Stored data:
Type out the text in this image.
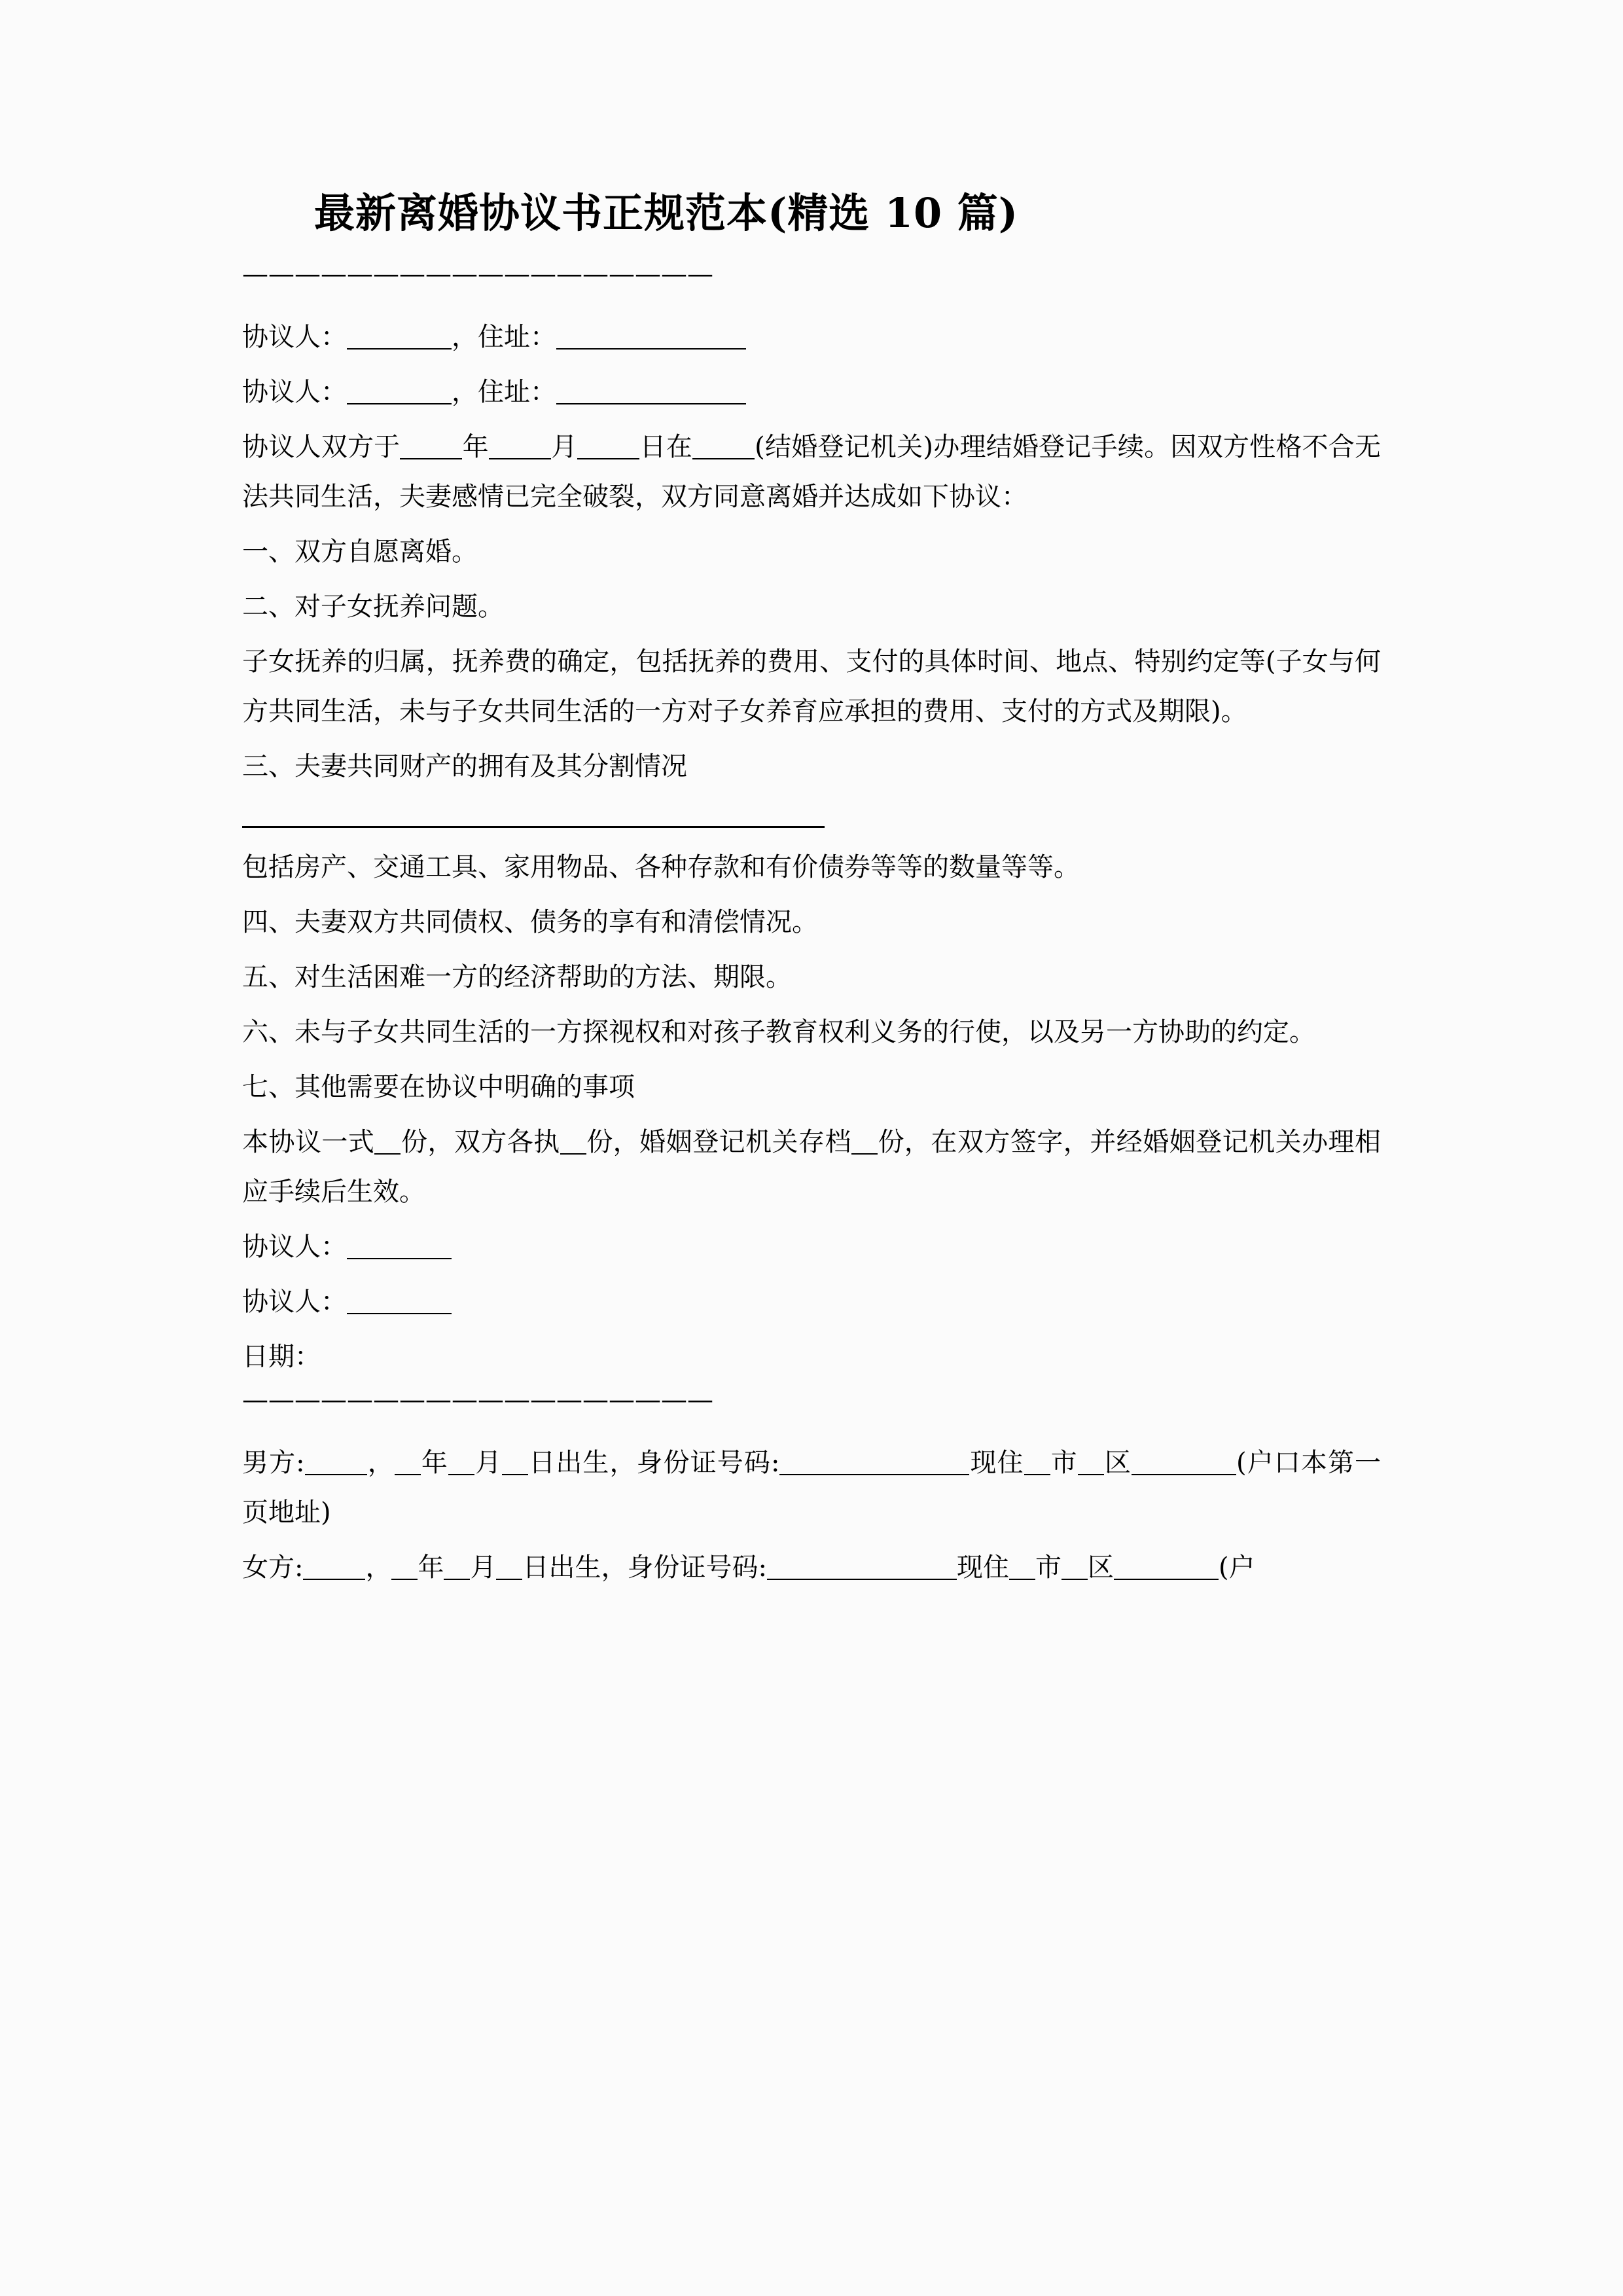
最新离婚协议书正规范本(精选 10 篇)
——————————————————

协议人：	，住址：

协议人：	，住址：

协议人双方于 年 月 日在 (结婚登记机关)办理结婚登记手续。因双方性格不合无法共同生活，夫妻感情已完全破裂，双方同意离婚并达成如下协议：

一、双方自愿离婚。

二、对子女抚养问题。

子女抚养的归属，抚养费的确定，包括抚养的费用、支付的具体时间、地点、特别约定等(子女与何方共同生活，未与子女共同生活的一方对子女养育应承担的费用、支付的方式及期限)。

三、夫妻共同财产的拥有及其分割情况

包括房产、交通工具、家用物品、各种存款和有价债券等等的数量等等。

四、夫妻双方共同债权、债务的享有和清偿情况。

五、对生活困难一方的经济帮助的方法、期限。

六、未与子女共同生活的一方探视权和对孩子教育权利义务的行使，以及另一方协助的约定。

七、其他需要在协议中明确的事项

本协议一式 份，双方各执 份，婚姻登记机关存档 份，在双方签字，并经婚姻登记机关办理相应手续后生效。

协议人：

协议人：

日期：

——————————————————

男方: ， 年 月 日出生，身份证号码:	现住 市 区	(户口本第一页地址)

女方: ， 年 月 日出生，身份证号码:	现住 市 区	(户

*TO BE DONE*: Except for the pictures, print the data above exactly.

*TASK RESULT*:
Type out the text in this image.
最新离婚协议书正规范本(精选 10 篇)
——————————————————

协议人：	，住址：

协议人：	，住址：

协议人双方于 年 月 日在 (结婚登记机关)办理结婚登记手续。因双方性格不合无法共同生活，夫妻感情已完全破裂，双方同意离婚并达成如下协议：

一、双方自愿离婚。

二、对子女抚养问题。

子女抚养的归属，抚养费的确定，包括抚养的费用、支付的具体时间、地点、特别约定等(子女与何方共同生活，未与子女共同生活的一方对子女养育应承担的费用、支付的方式及期限)。

三、夫妻共同财产的拥有及其分割情况

包括房产、交通工具、家用物品、各种存款和有价债券等等的数量等等。

四、夫妻双方共同债权、债务的享有和清偿情况。

五、对生活困难一方的经济帮助的方法、期限。

六、未与子女共同生活的一方探视权和对孩子教育权利义务的行使，以及另一方协助的约定。

七、其他需要在协议中明确的事项

本协议一式 份，双方各执 份，婚姻登记机关存档 份，在双方签字，并经婚姻登记机关办理相应手续后生效。

协议人：

协议人：

日期：

——————————————————

男方: ， 年 月 日出生，身份证号码:	现住 市 区	(户口本第一页地址)

女方: ， 年 月 日出生，身份证号码:	现住 市 区	(户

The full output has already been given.